[Kurze Aufgabe] Schreib die Einträge zwischen den Zeilen mit „Text: (C. deliciosa): (C.“ und „Text: 5,6: 5,6 (603, 549, 620, 559)“, beide eingeschlossen, noch einmal ab und setze dabei „Frutas“ an die Stelle von „Frutos“. Alles andere bleibt gleich.

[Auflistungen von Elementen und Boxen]
******

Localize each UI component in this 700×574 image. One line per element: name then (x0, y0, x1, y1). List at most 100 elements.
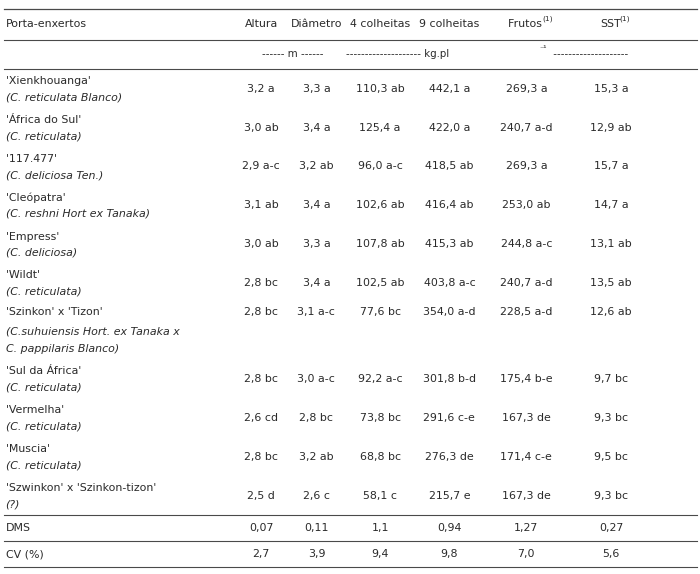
Text: (C. deliciosa): (C. deliciosa) (6, 248, 77, 258)
Text: 9,8: 9,8 (441, 549, 458, 559)
Text: 68,8 bc: 68,8 bc (360, 452, 400, 462)
Text: 215,7 e: 215,7 e (428, 491, 470, 501)
Text: 9,4: 9,4 (372, 549, 389, 559)
Text: 416,4 ab: 416,4 ab (425, 200, 474, 211)
Text: 228,5 a-d: 228,5 a-d (500, 307, 552, 317)
Text: 0,94: 0,94 (438, 523, 461, 533)
Text: 175,4 b-e: 175,4 b-e (500, 374, 553, 384)
Text: Frutos: Frutos (508, 19, 545, 29)
Text: 3,2 ab: 3,2 ab (299, 161, 334, 172)
Text: 110,3 ab: 110,3 ab (356, 84, 405, 94)
Text: (C. reshni Hort ex Tanaka): (C. reshni Hort ex Tanaka) (6, 209, 150, 219)
Text: 'Xienkhouanga': 'Xienkhouanga' (6, 76, 90, 86)
Text: (C. reticulata): (C. reticulata) (6, 421, 81, 432)
Text: 'Wildt': 'Wildt' (6, 270, 40, 281)
Text: 2,9 a-c: 2,9 a-c (242, 161, 280, 172)
Text: 240,7 a-d: 240,7 a-d (500, 122, 553, 133)
Text: Altura: Altura (244, 19, 278, 29)
Text: 2,8 bc: 2,8 bc (244, 452, 278, 462)
Text: 276,3 de: 276,3 de (425, 452, 474, 462)
Text: --------------------: -------------------- (550, 49, 628, 59)
Text: 1,1: 1,1 (372, 523, 389, 533)
Text: 3,1 a-c: 3,1 a-c (298, 307, 335, 317)
Text: 4 colheitas: 4 colheitas (350, 19, 410, 29)
Text: 2,5 d: 2,5 d (247, 491, 275, 501)
Text: -------------------- kg.pl: -------------------- kg.pl (346, 49, 449, 59)
Text: 5,6: 5,6 (603, 549, 620, 559)
Text: 3,0 ab: 3,0 ab (244, 239, 279, 249)
Text: 7,0: 7,0 (517, 549, 535, 559)
Text: 'Szinkon' x 'Tizon': 'Szinkon' x 'Tizon' (6, 307, 102, 317)
Text: 253,0 ab: 253,0 ab (502, 200, 551, 211)
Text: 244,8 a-c: 244,8 a-c (500, 239, 552, 249)
Text: Diâmetro: Diâmetro (290, 19, 342, 29)
Text: 3,9: 3,9 (308, 549, 325, 559)
Text: 13,1 ab: 13,1 ab (590, 239, 632, 249)
Text: 3,4 a: 3,4 a (302, 122, 330, 133)
Text: 12,6 ab: 12,6 ab (590, 307, 632, 317)
Text: 'Muscia': 'Muscia' (6, 444, 50, 454)
Text: 'Vermelha': 'Vermelha' (6, 405, 64, 415)
Text: 403,8 a-c: 403,8 a-c (424, 278, 475, 288)
Text: 269,3 a: 269,3 a (505, 161, 547, 172)
Text: 'Sul da África': 'Sul da África' (6, 366, 80, 376)
Text: (C. reticulata): (C. reticulata) (6, 131, 81, 141)
Text: 96,0 a-c: 96,0 a-c (358, 161, 402, 172)
Text: (C.suhuiensis Hort. ex Tanaka x: (C.suhuiensis Hort. ex Tanaka x (6, 326, 179, 336)
Text: 102,5 ab: 102,5 ab (356, 278, 405, 288)
Text: 9 colheitas: 9 colheitas (419, 19, 480, 29)
Text: 9,3 bc: 9,3 bc (594, 491, 628, 501)
Text: 3,1 ab: 3,1 ab (244, 200, 279, 211)
Text: 167,3 de: 167,3 de (502, 413, 551, 423)
Text: 3,3 a: 3,3 a (302, 84, 330, 94)
Text: 291,6 c-e: 291,6 c-e (424, 413, 475, 423)
Text: 15,3 a: 15,3 a (594, 84, 629, 94)
Text: 9,5 bc: 9,5 bc (594, 452, 628, 462)
Text: 102,6 ab: 102,6 ab (356, 200, 405, 211)
Text: DMS: DMS (6, 523, 31, 533)
Text: 301,8 b-d: 301,8 b-d (423, 374, 476, 384)
Text: (C. deliciosa Ten.): (C. deliciosa Ten.) (6, 170, 103, 180)
Text: 'Empress': 'Empress' (6, 231, 59, 242)
Text: 167,3 de: 167,3 de (502, 491, 551, 501)
Text: 2,6 c: 2,6 c (303, 491, 330, 501)
Text: (1): (1) (542, 15, 553, 22)
Text: 2,7: 2,7 (253, 549, 270, 559)
Text: CV (%): CV (%) (6, 549, 43, 559)
Text: 0,27: 0,27 (599, 523, 623, 533)
Text: 3,4 a: 3,4 a (302, 278, 330, 288)
Text: 171,4 c-e: 171,4 c-e (500, 452, 552, 462)
Text: SST: SST (601, 19, 622, 29)
Text: 'África do Sul': 'África do Sul' (6, 115, 80, 125)
Text: C. pappilaris Blanco): C. pappilaris Blanco) (6, 344, 119, 354)
Text: (C. reticulata): (C. reticulata) (6, 382, 81, 393)
Text: 77,6 bc: 77,6 bc (360, 307, 400, 317)
Text: 2,6 cd: 2,6 cd (244, 413, 278, 423)
Text: 0,11: 0,11 (304, 523, 329, 533)
Text: 0,07: 0,07 (249, 523, 273, 533)
Text: 3,2 a: 3,2 a (247, 84, 275, 94)
Text: 240,7 a-d: 240,7 a-d (500, 278, 553, 288)
Text: 415,3 ab: 415,3 ab (425, 239, 474, 249)
Text: 9,7 bc: 9,7 bc (594, 374, 628, 384)
Text: 418,5 ab: 418,5 ab (425, 161, 474, 172)
Text: 422,0 a: 422,0 a (428, 122, 470, 133)
Text: 3,2 ab: 3,2 ab (299, 452, 334, 462)
Text: 9,3 bc: 9,3 bc (594, 413, 628, 423)
Text: Porta-enxertos: Porta-enxertos (6, 19, 87, 29)
Text: 73,8 bc: 73,8 bc (360, 413, 400, 423)
Text: 442,1 a: 442,1 a (428, 84, 470, 94)
Text: 3,0 a-c: 3,0 a-c (298, 374, 335, 384)
Text: 2,8 bc: 2,8 bc (244, 307, 278, 317)
Text: 107,8 ab: 107,8 ab (356, 239, 405, 249)
Text: 3,4 a: 3,4 a (302, 200, 330, 211)
Text: 'Szwinkon' x 'Szinkon-tizon': 'Szwinkon' x 'Szinkon-tizon' (6, 483, 156, 493)
Text: 13,5 ab: 13,5 ab (590, 278, 632, 288)
Text: 2,8 bc: 2,8 bc (300, 413, 333, 423)
Text: '117.477': '117.477' (6, 154, 57, 164)
Text: 14,7 a: 14,7 a (594, 200, 629, 211)
Text: 354,0 a-d: 354,0 a-d (423, 307, 476, 317)
Text: ⁻¹: ⁻¹ (539, 44, 547, 53)
Text: (C. reticulata): (C. reticulata) (6, 460, 81, 471)
Text: 3,0 ab: 3,0 ab (244, 122, 279, 133)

******

[Die Antwort]
Text: (C. deliciosa): (C. deliciosa) (6, 248, 77, 258)
Text: 9,8: 9,8 (441, 549, 458, 559)
Text: 68,8 bc: 68,8 bc (360, 452, 400, 462)
Text: 215,7 e: 215,7 e (428, 491, 470, 501)
Text: 9,4: 9,4 (372, 549, 389, 559)
Text: 416,4 ab: 416,4 ab (425, 200, 474, 211)
Text: 228,5 a-d: 228,5 a-d (500, 307, 552, 317)
Text: 0,94: 0,94 (438, 523, 461, 533)
Text: 175,4 b-e: 175,4 b-e (500, 374, 553, 384)
Text: Frutas: Frutas (508, 19, 545, 29)
Text: 3,2 ab: 3,2 ab (299, 161, 334, 172)
Text: 110,3 ab: 110,3 ab (356, 84, 405, 94)
Text: (C. reshni Hort ex Tanaka): (C. reshni Hort ex Tanaka) (6, 209, 150, 219)
Text: 'Xienkhouanga': 'Xienkhouanga' (6, 76, 90, 86)
Text: (C. reticulata): (C. reticulata) (6, 421, 81, 432)
Text: 'Wildt': 'Wildt' (6, 270, 40, 281)
Text: 2,9 a-c: 2,9 a-c (242, 161, 280, 172)
Text: 240,7 a-d: 240,7 a-d (500, 122, 553, 133)
Text: Altura: Altura (244, 19, 278, 29)
Text: 2,8 bc: 2,8 bc (244, 452, 278, 462)
Text: 276,3 de: 276,3 de (425, 452, 474, 462)
Text: --------------------: -------------------- (550, 49, 628, 59)
Text: 1,1: 1,1 (372, 523, 389, 533)
Text: 3,1 a-c: 3,1 a-c (298, 307, 335, 317)
Text: 4 colheitas: 4 colheitas (350, 19, 410, 29)
Text: 2,5 d: 2,5 d (247, 491, 275, 501)
Text: -------------------- kg.pl: -------------------- kg.pl (346, 49, 449, 59)
Text: 5,6: 5,6 (603, 549, 620, 559)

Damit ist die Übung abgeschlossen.